◆ Written instruction
Each entry below should be returned exactly as is, with the pictures removed.

◆ Records for processing

============

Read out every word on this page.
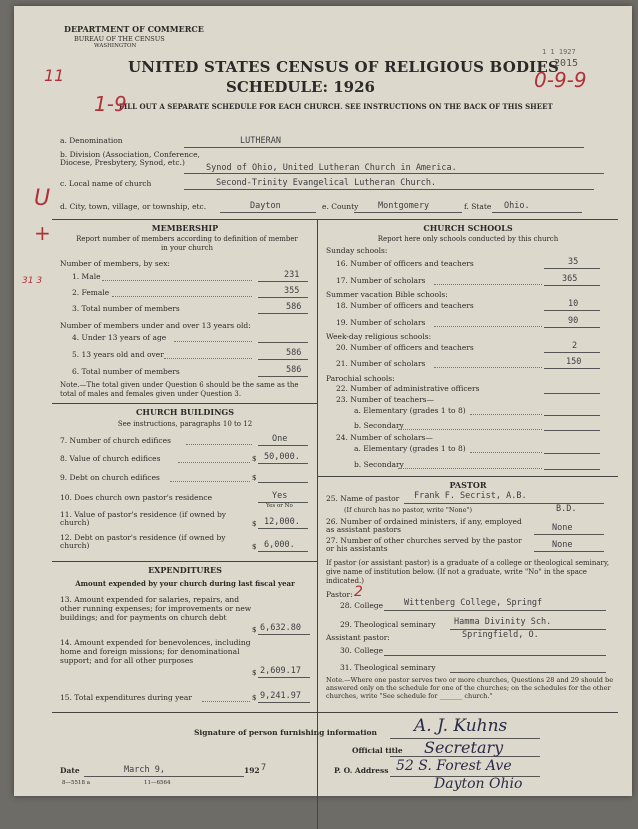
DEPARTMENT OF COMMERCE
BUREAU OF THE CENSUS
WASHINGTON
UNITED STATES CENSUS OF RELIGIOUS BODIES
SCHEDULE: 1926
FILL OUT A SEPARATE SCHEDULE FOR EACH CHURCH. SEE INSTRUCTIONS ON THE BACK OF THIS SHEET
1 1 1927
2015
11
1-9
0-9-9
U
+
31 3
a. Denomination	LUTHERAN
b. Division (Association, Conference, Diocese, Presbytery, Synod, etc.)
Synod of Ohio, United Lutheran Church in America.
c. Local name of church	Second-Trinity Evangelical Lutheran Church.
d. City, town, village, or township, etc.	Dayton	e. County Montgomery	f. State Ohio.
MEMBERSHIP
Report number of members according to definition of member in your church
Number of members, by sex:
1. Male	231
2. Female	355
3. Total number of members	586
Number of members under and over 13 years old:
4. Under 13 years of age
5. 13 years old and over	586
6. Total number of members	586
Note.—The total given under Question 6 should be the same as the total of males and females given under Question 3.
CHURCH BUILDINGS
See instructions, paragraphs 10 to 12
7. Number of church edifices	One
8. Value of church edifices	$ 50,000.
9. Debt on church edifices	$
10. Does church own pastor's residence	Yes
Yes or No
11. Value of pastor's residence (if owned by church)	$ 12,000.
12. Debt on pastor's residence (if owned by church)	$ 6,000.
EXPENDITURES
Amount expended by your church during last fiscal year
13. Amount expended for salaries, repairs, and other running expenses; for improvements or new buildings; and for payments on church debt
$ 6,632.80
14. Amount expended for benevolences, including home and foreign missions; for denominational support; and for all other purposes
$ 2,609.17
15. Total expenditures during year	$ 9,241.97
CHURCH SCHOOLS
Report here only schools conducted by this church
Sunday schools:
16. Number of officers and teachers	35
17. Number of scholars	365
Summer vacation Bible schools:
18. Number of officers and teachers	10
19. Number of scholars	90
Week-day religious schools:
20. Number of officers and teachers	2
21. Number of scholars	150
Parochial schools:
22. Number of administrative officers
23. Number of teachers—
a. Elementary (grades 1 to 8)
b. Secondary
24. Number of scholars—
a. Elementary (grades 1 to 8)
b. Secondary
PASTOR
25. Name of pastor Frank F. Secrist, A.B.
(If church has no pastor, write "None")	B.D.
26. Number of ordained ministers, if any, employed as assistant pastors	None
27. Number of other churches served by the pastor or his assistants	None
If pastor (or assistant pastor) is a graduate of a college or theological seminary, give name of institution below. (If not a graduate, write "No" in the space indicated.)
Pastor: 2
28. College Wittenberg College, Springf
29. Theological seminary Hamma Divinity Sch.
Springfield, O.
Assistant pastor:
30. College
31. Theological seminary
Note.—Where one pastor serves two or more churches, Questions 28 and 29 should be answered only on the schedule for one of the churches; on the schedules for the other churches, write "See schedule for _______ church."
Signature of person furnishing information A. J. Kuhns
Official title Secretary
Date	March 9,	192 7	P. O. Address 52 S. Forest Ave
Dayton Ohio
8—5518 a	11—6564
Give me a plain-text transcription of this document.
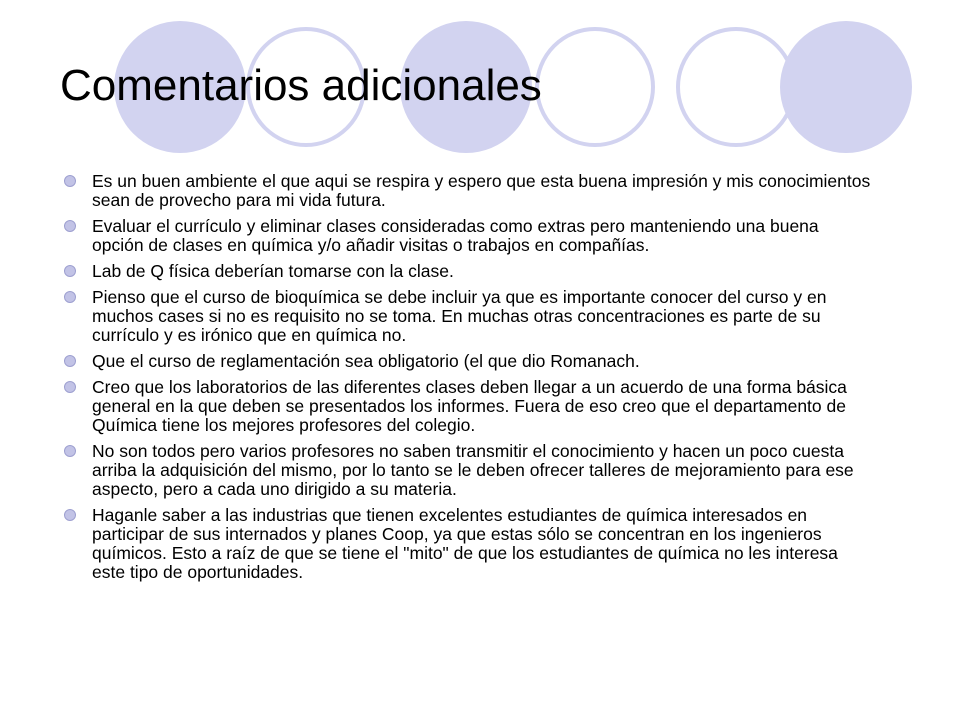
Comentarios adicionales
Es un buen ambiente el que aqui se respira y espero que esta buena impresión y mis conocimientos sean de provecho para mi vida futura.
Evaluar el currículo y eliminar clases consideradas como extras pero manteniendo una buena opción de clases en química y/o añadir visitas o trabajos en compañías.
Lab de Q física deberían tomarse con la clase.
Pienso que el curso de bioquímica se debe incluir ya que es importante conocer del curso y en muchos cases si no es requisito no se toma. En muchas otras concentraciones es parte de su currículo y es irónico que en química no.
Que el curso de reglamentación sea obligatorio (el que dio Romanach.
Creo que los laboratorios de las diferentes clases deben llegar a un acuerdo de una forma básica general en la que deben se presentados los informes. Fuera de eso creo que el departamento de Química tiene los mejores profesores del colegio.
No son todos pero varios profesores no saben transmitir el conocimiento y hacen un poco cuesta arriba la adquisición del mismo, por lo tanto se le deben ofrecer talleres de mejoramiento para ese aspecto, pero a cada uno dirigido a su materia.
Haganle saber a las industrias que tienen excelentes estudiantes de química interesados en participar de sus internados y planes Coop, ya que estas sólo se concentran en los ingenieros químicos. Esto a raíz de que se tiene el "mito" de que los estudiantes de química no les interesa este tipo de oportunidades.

============

◆ Written response
Read out every word on this page.
DEPARTMENT OF COMMERCE
BUREAU OF THE CENSUS
WASHINGTON
UNITED STATES CENSUS OF RELIGIOUS BODIES
SCHEDULE: 1926
FILL OUT A SEPARATE SCHEDULE FOR EACH CHURCH. SEE INSTRUCTIONS ON THE BACK OF THIS SHEET
1 1 1927
2015
11
1-9
0-9-9
U
+
31 3
a. Denomination	LUTHERAN
b. Division (Association, Conference, Diocese, Presbytery, Synod, etc.)
Synod of Ohio, United Lutheran Church in America.
c. Local name of church	Second-Trinity Evangelical Lutheran Church.
d. City, town, village, or township, etc.	Dayton	e. County Montgomery	f. State Ohio.
MEMBERSHIP
Report number of members according to definition of member in your church
Number of members, by sex:
1. Male	231
2. Female	355
3. Total number of members	586
Number of members under and over 13 years old:
4. Under 13 years of age
5. 13 years old and over	586
6. Total number of members	586
Note.—The total given under Question 6 should be the same as the total of males and females given under Question 3.
CHURCH BUILDINGS
See instructions, paragraphs 10 to 12
7. Number of church edifices	One
8. Value of church edifices	$ 50,000.
9. Debt on church edifices	$
10. Does church own pastor's residence	Yes
Yes or No
11. Value of pastor's residence (if owned by church)	$ 12,000.
12. Debt on pastor's residence (if owned by church)	$ 6,000.
EXPENDITURES
Amount expended by your church during last fiscal year
13. Amount expended for salaries, repairs, and other running expenses; for improvements or new buildings; and for payments on church debt
$ 6,632.80
14. Amount expended for benevolences, including home and foreign missions; for denominational support; and for all other purposes
$ 2,609.17
15. Total expenditures during year	$ 9,241.97
CHURCH SCHOOLS
Report here only schools conducted by this church
Sunday schools:
16. Number of officers and teachers	35
17. Number of scholars	365
Summer vacation Bible schools:
18. Number of officers and teachers	10
19. Number of scholars	90
Week-day religious schools:
20. Number of officers and teachers	2
21. Number of scholars	150
Parochial schools:
22. Number of administrative officers
23. Number of teachers—
a. Elementary (grades 1 to 8)
b. Secondary
24. Number of scholars—
a. Elementary (grades 1 to 8)
b. Secondary
PASTOR
25. Name of pastor Frank F. Secrist, A.B.
(If church has no pastor, write "None")	B.D.
26. Number of ordained ministers, if any, employed as assistant pastors	None
27. Number of other churches served by the pastor or his assistants	None
If pastor (or assistant pastor) is a graduate of a college or theological seminary, give name of institution below. (If not a graduate, write "No" in the space indicated.)
Pastor: 2
28. College Wittenberg College, Springf
29. Theological seminary Hamma Divinity Sch.
Springfield, O.
Assistant pastor:
30. College
31. Theological seminary
Note.—Where one pastor serves two or more churches, Questions 28 and 29 should be answered only on the schedule for one of the churches; on the schedules for the other churches, write "See schedule for _______ church."
Signature of person furnishing information A. J. Kuhns
Official title Secretary
Date	March 9,	192 7	P. O. Address 52 S. Forest Ave
Dayton Ohio
8—5518 a	11—6564
Give me a plain-text transcription of this document.
Comentarios adicionales
Es un buen ambiente el que aqui se respira y espero que esta buena impresión y mis conocimientos sean de provecho para mi vida futura.
Evaluar el currículo y eliminar clases consideradas como extras pero manteniendo una buena opción de clases en química y/o añadir visitas o trabajos en compañías.
Lab de Q física deberían tomarse con la clase.
Pienso que el curso de bioquímica se debe incluir ya que es importante conocer del curso y en muchos cases si no es requisito no se toma. En muchas otras concentraciones es parte de su currículo y es irónico que en química no.
Que el curso de reglamentación sea obligatorio (el que dio Romanach.
Creo que los laboratorios de las diferentes clases deben llegar a un acuerdo de una forma básica general en la que deben se presentados los informes. Fuera de eso creo que el departamento de Química tiene los mejores profesores del colegio.
No son todos pero varios profesores no saben transmitir el conocimiento y hacen un poco cuesta arriba la adquisición del mismo, por lo tanto se le deben ofrecer talleres de mejoramiento para ese aspecto, pero a cada uno dirigido a su materia.
Haganle saber a las industrias que tienen excelentes estudiantes de química interesados en participar de sus internados y planes Coop, ya que estas sólo se concentran en los ingenieros químicos. Esto a raíz de que se tiene el "mito" de que los estudiantes de química no les interesa este tipo de oportunidades.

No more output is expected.